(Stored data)
---

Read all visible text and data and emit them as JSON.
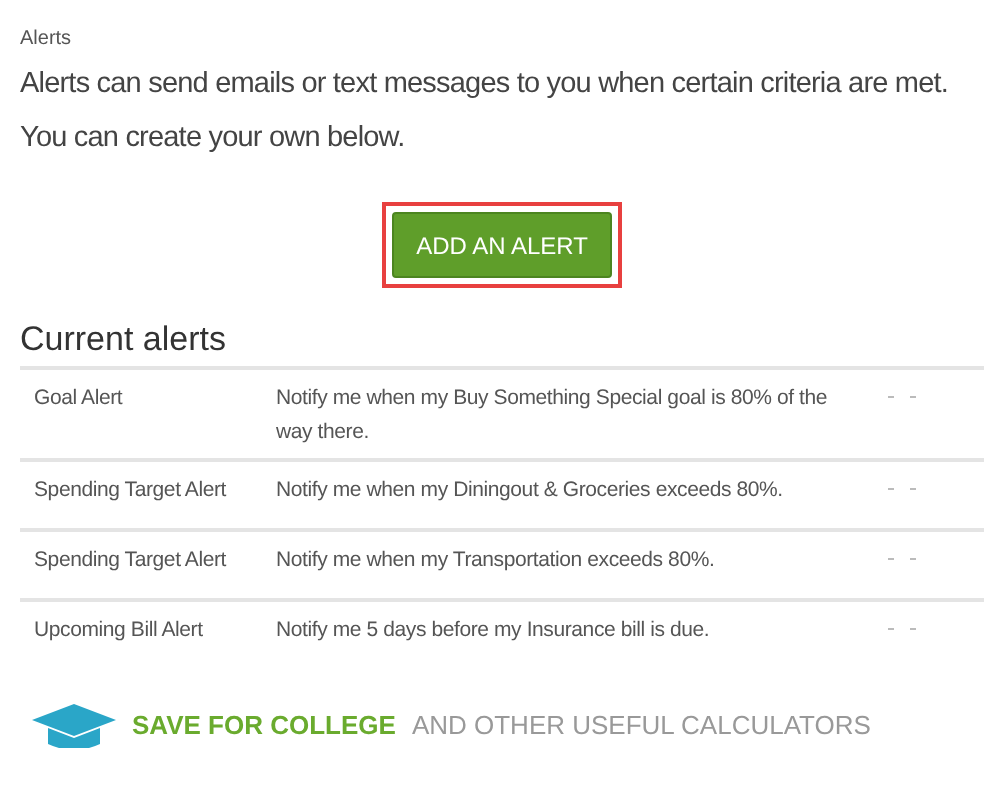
{
  "breadcrumb": "Alerts",
  "intro": [
    "Alerts can send emails or text messages to you when certain criteria are met.",
    "You can create your own below."
  ],
  "add_button": {
    "label": "ADD AN ALERT",
    "highlighted": true
  },
  "current_alerts": {
    "title": "Current alerts",
    "rows": [
      {
        "type": "Goal Alert",
        "description": "Notify me when my Buy Something Special goal is 80% of the way there."
      },
      {
        "type": "Spending Target Alert",
        "description": "Notify me when my Diningout & Groceries exceeds 80%."
      },
      {
        "type": "Spending Target Alert",
        "description": "Notify me when my Transportation exceeds 80%."
      },
      {
        "type": "Upcoming Bill Alert",
        "description": "Notify me 5 days before my Insurance bill is due."
      }
    ]
  },
  "banner": {
    "highlight": "SAVE FOR COLLEGE",
    "text": "AND OTHER USEFUL CALCULATORS"
  }
}
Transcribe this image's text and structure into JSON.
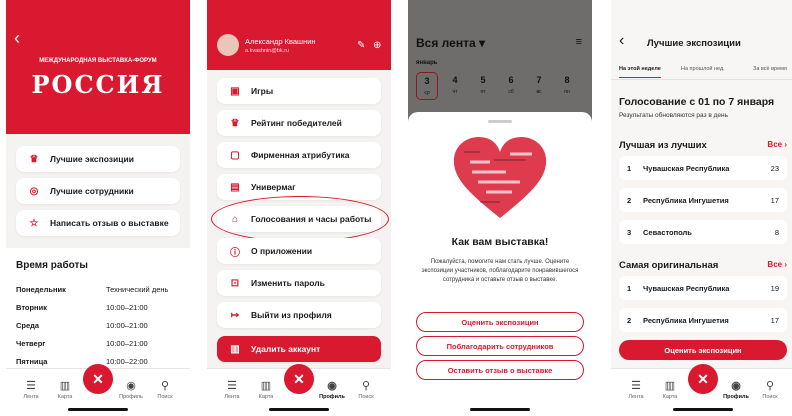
{
  "screen1": {
    "back_glyph": "‹",
    "exhibition_subtitle": "МЕЖДУНАРОДНАЯ ВЫСТАВКА-ФОРУМ",
    "exhibition_logo": "РОССИЯ",
    "menu": [
      {
        "icon": "trophy-icon",
        "label": "Лучшие экспозиции"
      },
      {
        "icon": "medal-icon",
        "label": "Лучшие сотрудники"
      },
      {
        "icon": "star-icon",
        "label": "Написать отзыв о выставке"
      }
    ],
    "hours_title": "Время работы",
    "hours": [
      {
        "day": "Понедельник",
        "time": "Технический день"
      },
      {
        "day": "Вторник",
        "time": "10:00–21:00"
      },
      {
        "day": "Среда",
        "time": "10:00–21:00"
      },
      {
        "day": "Четверг",
        "time": "10:00–21:00"
      },
      {
        "day": "Пятница",
        "time": "10:00–22:00"
      }
    ]
  },
  "screen2": {
    "user_name": "Александр Квашнин",
    "user_email": "a.kvashnin@bk.ru",
    "menu": [
      {
        "icon": "gamepad-icon",
        "label": "Игры"
      },
      {
        "icon": "trophy-icon",
        "label": "Рейтинг победителей"
      },
      {
        "icon": "shopping-bag-icon",
        "label": "Фирменная атрибутика"
      },
      {
        "icon": "store-icon",
        "label": "Универмаг"
      },
      {
        "icon": "building-icon",
        "label": "Голосования и часы работы"
      },
      {
        "icon": "info-icon",
        "label": "О приложении"
      },
      {
        "icon": "lock-icon",
        "label": "Изменить пароль"
      },
      {
        "icon": "logout-icon",
        "label": "Выйти из профиля"
      }
    ],
    "delete_label": "Удалить аккаунт"
  },
  "screen3": {
    "feed_title": "Вся лента",
    "month": "январь",
    "days": [
      {
        "num": "3",
        "dow": "ср"
      },
      {
        "num": "4",
        "dow": "чт"
      },
      {
        "num": "5",
        "dow": "пт"
      },
      {
        "num": "6",
        "dow": "сб"
      },
      {
        "num": "7",
        "dow": "вс"
      },
      {
        "num": "8",
        "dow": "пн"
      }
    ],
    "question": "Как вам выставка!",
    "description": "Пожалуйста, помогите нам стать лучше. Оцените экспозиции участников, поблагодарите понравившегося сотрудника и оставьте отзыв о выставке.",
    "buttons": [
      "Оценить экспозицин",
      "Поблагодарить сотрудников",
      "Оставить отзыв о выставке"
    ]
  },
  "screen4": {
    "title": "Лучшие экспозиции",
    "tabs": [
      "На этой неделе",
      "На прошлой нед.",
      "За всё время"
    ],
    "voting_title": "Голосование с 01 по 7 января",
    "voting_note": "Результаты обновляются раз в день",
    "best_title": "Лучшая из лучших",
    "all_label": "Все",
    "best": [
      {
        "rank": "1",
        "name": "Чувашская Республика",
        "count": "23"
      },
      {
        "rank": "2",
        "name": "Республика Ингушетия",
        "count": "17"
      },
      {
        "rank": "3",
        "name": "Севастополь",
        "count": "8"
      }
    ],
    "original_title": "Самая оригинальная",
    "original": [
      {
        "rank": "1",
        "name": "Чувашская Республика",
        "count": "19"
      },
      {
        "rank": "2",
        "name": "Республика Ингушетия",
        "count": "17"
      }
    ],
    "cta": "Оценить экспозицин"
  },
  "tabbar": {
    "items": [
      "Лента",
      "Карта",
      "Профиль",
      "Поиск"
    ]
  },
  "colors": {
    "accent": "#d8192f",
    "background": "#f5f3f1"
  }
}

---

§ **What is asked**:
Reproduce all of the entries word for word, skipping any pictures they hold.

§ **Result for this exercise**:
Read all visible text and data and emit them as JSON.
{
  "breadcrumb": "Alerts",
  "intro": [
    "Alerts can send emails or text messages to you when certain criteria are met.",
    "You can create your own below."
  ],
  "add_button": {
    "label": "ADD AN ALERT",
    "highlighted": true
  },
  "current_alerts": {
    "title": "Current alerts",
    "rows": [
      {
        "type": "Goal Alert",
        "description": "Notify me when my Buy Something Special goal is 80% of the way there."
      },
      {
        "type": "Spending Target Alert",
        "description": "Notify me when my Diningout & Groceries exceeds 80%."
      },
      {
        "type": "Spending Target Alert",
        "description": "Notify me when my Transportation exceeds 80%."
      },
      {
        "type": "Upcoming Bill Alert",
        "description": "Notify me 5 days before my Insurance bill is due."
      }
    ]
  },
  "banner": {
    "highlight": "SAVE FOR COLLEGE",
    "text": "AND OTHER USEFUL CALCULATORS"
  }
}
Transcribe this image's text and structure into JSON.
{
  "screen1": {
    "back_glyph": "‹",
    "exhibition_subtitle": "МЕЖДУНАРОДНАЯ ВЫСТАВКА-ФОРУМ",
    "exhibition_logo": "РОССИЯ",
    "menu": [
      {
        "icon": "trophy-icon",
        "label": "Лучшие экспозиции"
      },
      {
        "icon": "medal-icon",
        "label": "Лучшие сотрудники"
      },
      {
        "icon": "star-icon",
        "label": "Написать отзыв о выставке"
      }
    ],
    "hours_title": "Время работы",
    "hours": [
      {
        "day": "Понедельник",
        "time": "Технический день"
      },
      {
        "day": "Вторник",
        "time": "10:00–21:00"
      },
      {
        "day": "Среда",
        "time": "10:00–21:00"
      },
      {
        "day": "Четверг",
        "time": "10:00–21:00"
      },
      {
        "day": "Пятница",
        "time": "10:00–22:00"
      }
    ]
  },
  "screen2": {
    "user_name": "Александр Квашнин",
    "user_email": "a.kvashnin@bk.ru",
    "menu": [
      {
        "icon": "gamepad-icon",
        "label": "Игры"
      },
      {
        "icon": "trophy-icon",
        "label": "Рейтинг победителей"
      },
      {
        "icon": "shopping-bag-icon",
        "label": "Фирменная атрибутика"
      },
      {
        "icon": "store-icon",
        "label": "Универмаг"
      },
      {
        "icon": "building-icon",
        "label": "Голосования и часы работы"
      },
      {
        "icon": "info-icon",
        "label": "О приложении"
      },
      {
        "icon": "lock-icon",
        "label": "Изменить пароль"
      },
      {
        "icon": "logout-icon",
        "label": "Выйти из профиля"
      }
    ],
    "delete_label": "Удалить аккаунт"
  },
  "screen3": {
    "feed_title": "Вся лента",
    "month": "январь",
    "days": [
      {
        "num": "3",
        "dow": "ср"
      },
      {
        "num": "4",
        "dow": "чт"
      },
      {
        "num": "5",
        "dow": "пт"
      },
      {
        "num": "6",
        "dow": "сб"
      },
      {
        "num": "7",
        "dow": "вс"
      },
      {
        "num": "8",
        "dow": "пн"
      }
    ],
    "question": "Как вам выставка!",
    "description": "Пожалуйста, помогите нам стать лучше. Оцените экспозиции участников, поблагодарите понравившегося сотрудника и оставьте отзыв о выставке.",
    "buttons": [
      "Оценить экспозицин",
      "Поблагодарить сотрудников",
      "Оставить отзыв о выставке"
    ]
  },
  "screen4": {
    "title": "Лучшие экспозиции",
    "tabs": [
      "На этой неделе",
      "На прошлой нед.",
      "За всё время"
    ],
    "voting_title": "Голосование с 01 по 7 января",
    "voting_note": "Результаты обновляются раз в день",
    "best_title": "Лучшая из лучших",
    "all_label": "Все",
    "best": [
      {
        "rank": "1",
        "name": "Чувашская Республика",
        "count": "23"
      },
      {
        "rank": "2",
        "name": "Республика Ингушетия",
        "count": "17"
      },
      {
        "rank": "3",
        "name": "Севастополь",
        "count": "8"
      }
    ],
    "original_title": "Самая оригинальная",
    "original": [
      {
        "rank": "1",
        "name": "Чувашская Республика",
        "count": "19"
      },
      {
        "rank": "2",
        "name": "Республика Ингушетия",
        "count": "17"
      }
    ],
    "cta": "Оценить экспозицин"
  },
  "tabbar": {
    "items": [
      "Лента",
      "Карта",
      "Профиль",
      "Поиск"
    ]
  },
  "colors": {
    "accent": "#d8192f",
    "background": "#f5f3f1"
  }
}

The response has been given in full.